Ever wonder what gives your favorite cannabis strain its earthy, musky smell? Chances are, it’s myrcene. Never heard of it? We’re not surprised.
Myrcene is a component of cannabis that has been overshadowed by its cannabinoid cousins THC and CBD.
And even if people have heard of this chemical compound, the m-y-r spelling at the beginning often throws them for a loop (it’s pronounced MUR-seen, by the way).
But don’t let myrcene’s unknown and unpronounceable status fool you — it’s an important part of the cannabis experience.
In this article, the all-things-cannabis experts at Honest Marijuana tell you everything you need to know about this tasty terpene.
What Is Myrcene?
Myrcene — or β-myrcene (beta myrcene) to be more precise — is a terpene that makes up anywhere from 20% to 50% of the terpene profile in modern marijuana strains.
As mentioned, myrcene is responsible for producing many of the earthy scents and flavors you’ve come to know and love in your cannabis. It’s often expressed as a peppery or spicy taste reminiscent of cloves or balsam.
If you’re trying to find a more common non-cannabis analog, think hops or lemongrass — both of which express high percentages of myrcene in combination with other terpenes.
Other common plants and fruits that contain high amounts of myrcene include:
- Wild Thyme
Throughout the beginning of this article, we’ve mentioned repeatedly that myrcene is a terpene. But what exactly does that mean?
Read on for the answer.
What Are Terpenes?
Terpenes are a large class of chemical compounds (often taking the form of oils) that, when detected by your nose and tongue, produce an entire range of smells and flavors.

(Data entries)
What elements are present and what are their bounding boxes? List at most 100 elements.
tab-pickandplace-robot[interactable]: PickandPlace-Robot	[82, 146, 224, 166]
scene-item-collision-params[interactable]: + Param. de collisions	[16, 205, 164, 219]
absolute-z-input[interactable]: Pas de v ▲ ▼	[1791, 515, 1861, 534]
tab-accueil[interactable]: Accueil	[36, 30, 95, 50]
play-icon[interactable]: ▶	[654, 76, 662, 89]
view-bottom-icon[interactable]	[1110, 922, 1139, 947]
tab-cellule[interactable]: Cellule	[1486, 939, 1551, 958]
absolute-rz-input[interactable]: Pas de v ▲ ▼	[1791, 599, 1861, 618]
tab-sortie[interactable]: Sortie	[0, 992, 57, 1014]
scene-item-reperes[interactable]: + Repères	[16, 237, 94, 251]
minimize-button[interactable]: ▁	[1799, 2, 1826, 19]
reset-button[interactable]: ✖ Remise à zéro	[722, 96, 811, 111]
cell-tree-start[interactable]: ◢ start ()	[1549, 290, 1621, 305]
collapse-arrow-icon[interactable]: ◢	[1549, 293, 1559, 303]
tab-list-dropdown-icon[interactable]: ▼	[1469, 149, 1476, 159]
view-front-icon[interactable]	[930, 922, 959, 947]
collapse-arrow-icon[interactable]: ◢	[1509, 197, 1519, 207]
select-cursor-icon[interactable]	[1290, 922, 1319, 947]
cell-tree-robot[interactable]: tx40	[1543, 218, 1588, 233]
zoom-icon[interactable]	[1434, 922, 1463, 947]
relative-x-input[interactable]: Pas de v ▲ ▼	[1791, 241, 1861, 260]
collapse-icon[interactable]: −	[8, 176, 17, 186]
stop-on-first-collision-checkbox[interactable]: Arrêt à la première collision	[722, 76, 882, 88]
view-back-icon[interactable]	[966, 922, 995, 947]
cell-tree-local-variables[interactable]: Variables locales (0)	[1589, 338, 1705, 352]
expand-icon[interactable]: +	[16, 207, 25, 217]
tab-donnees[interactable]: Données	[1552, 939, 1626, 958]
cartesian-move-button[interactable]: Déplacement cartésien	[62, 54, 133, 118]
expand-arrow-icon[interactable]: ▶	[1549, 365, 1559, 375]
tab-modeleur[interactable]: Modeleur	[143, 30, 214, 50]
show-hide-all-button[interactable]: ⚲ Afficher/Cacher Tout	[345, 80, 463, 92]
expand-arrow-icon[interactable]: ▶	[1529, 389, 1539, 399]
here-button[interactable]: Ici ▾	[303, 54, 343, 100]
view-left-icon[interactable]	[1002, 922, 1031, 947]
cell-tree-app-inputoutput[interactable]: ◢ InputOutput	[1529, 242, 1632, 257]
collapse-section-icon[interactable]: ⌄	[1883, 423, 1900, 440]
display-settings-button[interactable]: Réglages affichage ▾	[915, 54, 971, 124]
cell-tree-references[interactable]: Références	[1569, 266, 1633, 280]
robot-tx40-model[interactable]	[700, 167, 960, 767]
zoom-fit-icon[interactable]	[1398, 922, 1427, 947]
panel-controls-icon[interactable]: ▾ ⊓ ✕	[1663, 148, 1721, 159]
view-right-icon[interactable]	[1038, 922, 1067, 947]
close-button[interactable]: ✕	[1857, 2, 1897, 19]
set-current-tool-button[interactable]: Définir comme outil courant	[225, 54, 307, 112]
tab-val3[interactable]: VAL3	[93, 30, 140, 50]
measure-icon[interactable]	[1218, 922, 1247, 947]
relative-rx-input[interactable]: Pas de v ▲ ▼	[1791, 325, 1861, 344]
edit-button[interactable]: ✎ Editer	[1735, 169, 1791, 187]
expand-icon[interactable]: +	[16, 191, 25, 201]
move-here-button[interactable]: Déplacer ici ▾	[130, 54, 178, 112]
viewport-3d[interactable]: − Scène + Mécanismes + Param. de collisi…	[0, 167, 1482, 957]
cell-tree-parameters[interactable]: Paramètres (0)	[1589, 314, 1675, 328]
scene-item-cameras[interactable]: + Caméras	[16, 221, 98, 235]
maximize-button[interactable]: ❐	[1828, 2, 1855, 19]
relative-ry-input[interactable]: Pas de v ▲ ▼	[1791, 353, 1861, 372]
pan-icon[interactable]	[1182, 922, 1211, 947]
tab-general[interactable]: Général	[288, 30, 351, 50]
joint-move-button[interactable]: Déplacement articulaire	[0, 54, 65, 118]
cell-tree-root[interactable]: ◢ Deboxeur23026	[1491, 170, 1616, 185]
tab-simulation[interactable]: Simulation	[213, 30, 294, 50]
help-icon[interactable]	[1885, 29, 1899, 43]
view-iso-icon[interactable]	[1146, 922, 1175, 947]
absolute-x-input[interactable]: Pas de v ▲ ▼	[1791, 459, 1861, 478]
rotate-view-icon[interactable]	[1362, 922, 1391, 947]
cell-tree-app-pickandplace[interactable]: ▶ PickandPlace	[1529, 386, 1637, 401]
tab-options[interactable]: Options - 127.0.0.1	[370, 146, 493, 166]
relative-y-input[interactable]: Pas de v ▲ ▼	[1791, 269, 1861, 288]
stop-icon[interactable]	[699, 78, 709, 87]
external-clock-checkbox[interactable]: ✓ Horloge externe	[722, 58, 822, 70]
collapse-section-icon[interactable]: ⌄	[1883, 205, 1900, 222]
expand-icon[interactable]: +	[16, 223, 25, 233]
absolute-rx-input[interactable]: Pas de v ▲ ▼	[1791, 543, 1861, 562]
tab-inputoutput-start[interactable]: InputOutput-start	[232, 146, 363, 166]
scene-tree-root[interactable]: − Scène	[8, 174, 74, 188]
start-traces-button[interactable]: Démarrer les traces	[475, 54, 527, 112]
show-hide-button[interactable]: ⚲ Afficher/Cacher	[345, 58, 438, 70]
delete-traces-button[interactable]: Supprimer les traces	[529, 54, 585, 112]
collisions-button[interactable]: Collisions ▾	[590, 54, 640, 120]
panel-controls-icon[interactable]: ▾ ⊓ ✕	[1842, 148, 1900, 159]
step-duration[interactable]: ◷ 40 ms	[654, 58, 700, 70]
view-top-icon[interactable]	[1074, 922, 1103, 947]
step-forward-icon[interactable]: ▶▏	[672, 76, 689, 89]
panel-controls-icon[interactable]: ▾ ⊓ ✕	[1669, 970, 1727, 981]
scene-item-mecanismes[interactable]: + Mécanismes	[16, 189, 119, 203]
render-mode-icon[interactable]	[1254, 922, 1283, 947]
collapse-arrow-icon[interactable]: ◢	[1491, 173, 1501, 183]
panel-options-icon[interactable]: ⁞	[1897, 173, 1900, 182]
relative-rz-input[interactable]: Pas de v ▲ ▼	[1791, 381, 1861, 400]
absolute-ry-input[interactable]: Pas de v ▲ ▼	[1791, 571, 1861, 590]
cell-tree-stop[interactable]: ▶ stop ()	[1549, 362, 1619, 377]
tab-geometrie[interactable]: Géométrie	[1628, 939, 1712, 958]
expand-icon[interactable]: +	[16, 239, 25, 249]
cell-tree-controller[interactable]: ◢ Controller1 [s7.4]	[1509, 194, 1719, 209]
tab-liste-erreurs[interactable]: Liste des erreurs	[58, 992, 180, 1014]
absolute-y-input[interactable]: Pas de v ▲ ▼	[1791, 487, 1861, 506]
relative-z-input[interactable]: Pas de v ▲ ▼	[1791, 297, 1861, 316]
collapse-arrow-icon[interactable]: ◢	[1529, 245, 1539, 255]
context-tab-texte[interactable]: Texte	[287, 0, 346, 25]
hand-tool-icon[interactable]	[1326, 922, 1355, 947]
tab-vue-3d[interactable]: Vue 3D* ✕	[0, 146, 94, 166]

**WHAT TO WORK ON**
**A)** In the myrcene article, what share of the terpene profile in modern marijuana strains does myrcene make up?
**B)** Which non-cannabis plants does the myrcene article name as containing high amounts of myrcene?
**C)** Rewrite everything from "As mentioned, myrcene" down to "What Are Terpenes?" in the myrcene article, substituting "citronella" for "lemongrass".
Nothing in the data entries is needed.

**ANSWERS TO THE EXERCISES**
**A)** Anywhere from 20% to 50%.

**B)** Hops, lemongrass and wild thyme.

**C)**
As mentioned, myrcene is responsible for producing many of the earthy scents and flavors you’ve come to know and love in your cannabis. It’s often expressed as a peppery or spicy taste reminiscent of cloves or balsam.
If you’re trying to find a more common non-cannabis analog, think hops or citronella — both of which express high percentages of myrcene in combination with other terpenes.
Other common plants and fruits that contain high amounts of myrcene include:
- Wild Thyme
Throughout the beginning of this article, we’ve mentioned repeatedly that myrcene is a terpene. But what exactly does that mean?
Read on for the answer.
What Are Terpenes?